● Work to do:
Write down every entry below once more, exactly.

-- start Given information --

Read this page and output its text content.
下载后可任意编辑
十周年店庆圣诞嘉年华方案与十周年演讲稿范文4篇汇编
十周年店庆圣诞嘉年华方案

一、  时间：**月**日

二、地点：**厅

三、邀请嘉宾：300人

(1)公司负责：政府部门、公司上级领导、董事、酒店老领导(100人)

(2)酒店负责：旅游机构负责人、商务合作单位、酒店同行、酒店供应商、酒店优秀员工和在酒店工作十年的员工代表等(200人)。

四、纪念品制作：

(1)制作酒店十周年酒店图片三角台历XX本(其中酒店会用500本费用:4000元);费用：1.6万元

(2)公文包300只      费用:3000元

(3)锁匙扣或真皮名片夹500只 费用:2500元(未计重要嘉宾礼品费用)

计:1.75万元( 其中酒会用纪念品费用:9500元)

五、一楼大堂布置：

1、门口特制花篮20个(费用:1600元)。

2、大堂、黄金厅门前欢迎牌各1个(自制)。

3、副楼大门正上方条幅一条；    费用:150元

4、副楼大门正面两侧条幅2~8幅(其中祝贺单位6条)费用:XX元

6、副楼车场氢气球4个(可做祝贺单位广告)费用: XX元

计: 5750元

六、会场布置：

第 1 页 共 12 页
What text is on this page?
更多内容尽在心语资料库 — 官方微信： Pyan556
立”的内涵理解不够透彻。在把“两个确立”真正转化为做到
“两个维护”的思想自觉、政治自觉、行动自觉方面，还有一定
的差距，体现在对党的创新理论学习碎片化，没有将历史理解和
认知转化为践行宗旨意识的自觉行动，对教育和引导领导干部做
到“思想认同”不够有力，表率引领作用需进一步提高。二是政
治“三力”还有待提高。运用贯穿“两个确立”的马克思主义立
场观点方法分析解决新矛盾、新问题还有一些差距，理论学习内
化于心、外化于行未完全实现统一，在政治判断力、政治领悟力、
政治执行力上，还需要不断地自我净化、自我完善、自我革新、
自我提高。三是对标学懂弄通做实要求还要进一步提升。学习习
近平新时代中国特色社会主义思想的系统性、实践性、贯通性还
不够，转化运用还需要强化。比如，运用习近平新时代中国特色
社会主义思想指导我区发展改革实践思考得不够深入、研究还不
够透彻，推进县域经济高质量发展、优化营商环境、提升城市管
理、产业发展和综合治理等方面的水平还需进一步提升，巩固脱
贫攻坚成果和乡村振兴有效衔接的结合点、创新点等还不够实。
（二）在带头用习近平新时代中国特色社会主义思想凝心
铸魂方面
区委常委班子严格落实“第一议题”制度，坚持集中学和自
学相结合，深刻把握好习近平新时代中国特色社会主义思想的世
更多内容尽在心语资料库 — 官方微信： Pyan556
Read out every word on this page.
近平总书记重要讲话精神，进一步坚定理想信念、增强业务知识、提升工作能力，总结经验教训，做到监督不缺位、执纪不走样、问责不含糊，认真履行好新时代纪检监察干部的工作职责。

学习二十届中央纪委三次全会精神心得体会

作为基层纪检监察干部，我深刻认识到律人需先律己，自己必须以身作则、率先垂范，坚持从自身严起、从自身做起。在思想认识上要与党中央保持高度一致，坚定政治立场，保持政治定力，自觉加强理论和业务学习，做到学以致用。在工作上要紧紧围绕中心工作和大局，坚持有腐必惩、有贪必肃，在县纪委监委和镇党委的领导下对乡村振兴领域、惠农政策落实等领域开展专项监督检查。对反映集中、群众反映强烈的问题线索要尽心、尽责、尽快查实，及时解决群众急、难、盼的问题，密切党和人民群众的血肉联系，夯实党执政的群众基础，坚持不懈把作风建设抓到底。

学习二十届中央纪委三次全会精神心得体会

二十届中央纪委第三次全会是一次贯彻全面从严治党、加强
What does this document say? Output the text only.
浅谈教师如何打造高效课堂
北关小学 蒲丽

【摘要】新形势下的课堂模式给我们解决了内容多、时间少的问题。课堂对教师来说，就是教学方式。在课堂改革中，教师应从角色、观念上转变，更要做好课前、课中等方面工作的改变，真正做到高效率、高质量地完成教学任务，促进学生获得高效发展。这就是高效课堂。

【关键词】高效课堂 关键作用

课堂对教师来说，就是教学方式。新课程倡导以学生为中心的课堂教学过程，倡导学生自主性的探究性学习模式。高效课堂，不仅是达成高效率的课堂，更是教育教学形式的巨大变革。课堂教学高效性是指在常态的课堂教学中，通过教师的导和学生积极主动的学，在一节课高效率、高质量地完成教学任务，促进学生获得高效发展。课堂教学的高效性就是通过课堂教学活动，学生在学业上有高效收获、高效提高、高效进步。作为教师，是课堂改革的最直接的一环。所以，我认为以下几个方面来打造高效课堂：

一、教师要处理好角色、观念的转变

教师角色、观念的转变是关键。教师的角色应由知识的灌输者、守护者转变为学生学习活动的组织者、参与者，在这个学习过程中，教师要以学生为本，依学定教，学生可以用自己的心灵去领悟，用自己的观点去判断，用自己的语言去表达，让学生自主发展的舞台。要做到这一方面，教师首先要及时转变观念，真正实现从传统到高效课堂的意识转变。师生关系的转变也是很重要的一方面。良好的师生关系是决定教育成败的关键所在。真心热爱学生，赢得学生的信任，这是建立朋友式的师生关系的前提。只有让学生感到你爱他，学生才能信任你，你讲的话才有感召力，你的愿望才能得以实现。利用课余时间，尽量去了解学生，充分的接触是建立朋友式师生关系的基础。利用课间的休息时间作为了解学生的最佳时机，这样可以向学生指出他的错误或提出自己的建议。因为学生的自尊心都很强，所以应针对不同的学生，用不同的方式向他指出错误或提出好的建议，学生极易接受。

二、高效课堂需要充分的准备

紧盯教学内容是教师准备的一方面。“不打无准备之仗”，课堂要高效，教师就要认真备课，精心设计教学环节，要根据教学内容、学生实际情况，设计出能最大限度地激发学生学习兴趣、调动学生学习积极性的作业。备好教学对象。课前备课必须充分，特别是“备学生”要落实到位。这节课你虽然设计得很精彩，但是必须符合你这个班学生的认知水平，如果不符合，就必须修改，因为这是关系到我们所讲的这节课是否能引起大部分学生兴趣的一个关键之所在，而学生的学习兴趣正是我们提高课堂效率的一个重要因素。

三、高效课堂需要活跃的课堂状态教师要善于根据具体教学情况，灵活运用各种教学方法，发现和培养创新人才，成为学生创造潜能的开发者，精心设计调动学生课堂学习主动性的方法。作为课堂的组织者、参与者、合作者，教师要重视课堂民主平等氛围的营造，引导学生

-- end Given information --

● Answer for the task:
Read this page and output its text content.
下载后可任意编辑
十周年店庆圣诞嘉年华方案与十周年演讲稿范文4篇汇编
十周年店庆圣诞嘉年华方案

一、  时间：**月**日

二、地点：**厅

三、邀请嘉宾：300人

(1)公司负责：政府部门、公司上级领导、董事、酒店老领导(100人)

(2)酒店负责：旅游机构负责人、商务合作单位、酒店同行、酒店供应商、酒店优秀员工和在酒店工作十年的员工代表等(200人)。

四、纪念品制作：

(1)制作酒店十周年酒店图片三角台历XX本(其中酒店会用500本费用:4000元);费用：1.6万元

(2)公文包300只      费用:3000元

(3)锁匙扣或真皮名片夹500只 费用:2500元(未计重要嘉宾礼品费用)

计:1.75万元( 其中酒会用纪念品费用:9500元)

五、一楼大堂布置：

1、门口特制花篮20个(费用:1600元)。

2、大堂、黄金厅门前欢迎牌各1个(自制)。

3、副楼大门正上方条幅一条；    费用:150元

4、副楼大门正面两侧条幅2~8幅(其中祝贺单位6条)费用:XX元

6、副楼车场氢气球4个(可做祝贺单位广告)费用: XX元

计: 5750元

六、会场布置：

第 1 页 共 12 页
What text is on this page?
更多内容尽在心语资料库 — 官方微信： Pyan556
立”的内涵理解不够透彻。在把“两个确立”真正转化为做到
“两个维护”的思想自觉、政治自觉、行动自觉方面，还有一定
的差距，体现在对党的创新理论学习碎片化，没有将历史理解和
认知转化为践行宗旨意识的自觉行动，对教育和引导领导干部做
到“思想认同”不够有力，表率引领作用需进一步提高。二是政
治“三力”还有待提高。运用贯穿“两个确立”的马克思主义立
场观点方法分析解决新矛盾、新问题还有一些差距，理论学习内
化于心、外化于行未完全实现统一，在政治判断力、政治领悟力、
政治执行力上，还需要不断地自我净化、自我完善、自我革新、
自我提高。三是对标学懂弄通做实要求还要进一步提升。学习习
近平新时代中国特色社会主义思想的系统性、实践性、贯通性还
不够，转化运用还需要强化。比如，运用习近平新时代中国特色
社会主义思想指导我区发展改革实践思考得不够深入、研究还不
够透彻，推进县域经济高质量发展、优化营商环境、提升城市管
理、产业发展和综合治理等方面的水平还需进一步提升，巩固脱
贫攻坚成果和乡村振兴有效衔接的结合点、创新点等还不够实。
（二）在带头用习近平新时代中国特色社会主义思想凝心
铸魂方面
区委常委班子严格落实“第一议题”制度，坚持集中学和自
学相结合，深刻把握好习近平新时代中国特色社会主义思想的世
更多内容尽在心语资料库 — 官方微信： Pyan556
Read out every word on this page.
近平总书记重要讲话精神，进一步坚定理想信念、增强业务知识、提升工作能力，总结经验教训，做到监督不缺位、执纪不走样、问责不含糊，认真履行好新时代纪检监察干部的工作职责。

学习二十届中央纪委三次全会精神心得体会

作为基层纪检监察干部，我深刻认识到律人需先律己，自己必须以身作则、率先垂范，坚持从自身严起、从自身做起。在思想认识上要与党中央保持高度一致，坚定政治立场，保持政治定力，自觉加强理论和业务学习，做到学以致用。在工作上要紧紧围绕中心工作和大局，坚持有腐必惩、有贪必肃，在县纪委监委和镇党委的领导下对乡村振兴领域、惠农政策落实等领域开展专项监督检查。对反映集中、群众反映强烈的问题线索要尽心、尽责、尽快查实，及时解决群众急、难、盼的问题，密切党和人民群众的血肉联系，夯实党执政的群众基础，坚持不懈把作风建设抓到底。

学习二十届中央纪委三次全会精神心得体会

二十届中央纪委第三次全会是一次贯彻全面从严治党、加强
What does this document say? Output the text only.
浅谈教师如何打造高效课堂
北关小学 蒲丽

【摘要】新形势下的课堂模式给我们解决了内容多、时间少的问题。课堂对教师来说，就是教学方式。在课堂改革中，教师应从角色、观念上转变，更要做好课前、课中等方面工作的改变，真正做到高效率、高质量地完成教学任务，促进学生获得高效发展。这就是高效课堂。

【关键词】高效课堂 关键作用

课堂对教师来说，就是教学方式。新课程倡导以学生为中心的课堂教学过程，倡导学生自主性的探究性学习模式。高效课堂，不仅是达成高效率的课堂，更是教育教学形式的巨大变革。课堂教学高效性是指在常态的课堂教学中，通过教师的导和学生积极主动的学，在一节课高效率、高质量地完成教学任务，促进学生获得高效发展。课堂教学的高效性就是通过课堂教学活动，学生在学业上有高效收获、高效提高、高效进步。作为教师，是课堂改革的最直接的一环。所以，我认为以下几个方面来打造高效课堂：

一、教师要处理好角色、观念的转变

教师角色、观念的转变是关键。教师的角色应由知识的灌输者、守护者转变为学生学习活动的组织者、参与者，在这个学习过程中，教师要以学生为本，依学定教，学生可以用自己的心灵去领悟，用自己的观点去判断，用自己的语言去表达，让学生自主发展的舞台。要做到这一方面，教师首先要及时转变观念，真正实现从传统到高效课堂的意识转变。师生关系的转变也是很重要的一方面。良好的师生关系是决定教育成败的关键所在。真心热爱学生，赢得学生的信任，这是建立朋友式的师生关系的前提。只有让学生感到你爱他，学生才能信任你，你讲的话才有感召力，你的愿望才能得以实现。利用课余时间，尽量去了解学生，充分的接触是建立朋友式师生关系的基础。利用课间的休息时间作为了解学生的最佳时机，这样可以向学生指出他的错误或提出自己的建议。因为学生的自尊心都很强，所以应针对不同的学生，用不同的方式向他指出错误或提出好的建议，学生极易接受。

二、高效课堂需要充分的准备

紧盯教学内容是教师准备的一方面。“不打无准备之仗”，课堂要高效，教师就要认真备课，精心设计教学环节，要根据教学内容、学生实际情况，设计出能最大限度地激发学生学习兴趣、调动学生学习积极性的作业。备好教学对象。课前备课必须充分，特别是“备学生”要落实到位。这节课你虽然设计得很精彩，但是必须符合你这个班学生的认知水平，如果不符合，就必须修改，因为这是关系到我们所讲的这节课是否能引起大部分学生兴趣的一个关键之所在，而学生的学习兴趣正是我们提高课堂效率的一个重要因素。

三、高效课堂需要活跃的课堂状态教师要善于根据具体教学情况，灵活运用各种教学方法，发现和培养创新人才，成为学生创造潜能的开发者，精心设计调动学生课堂学习主动性的方法。作为课堂的组织者、参与者、合作者，教师要重视课堂民主平等氛围的营造，引导学生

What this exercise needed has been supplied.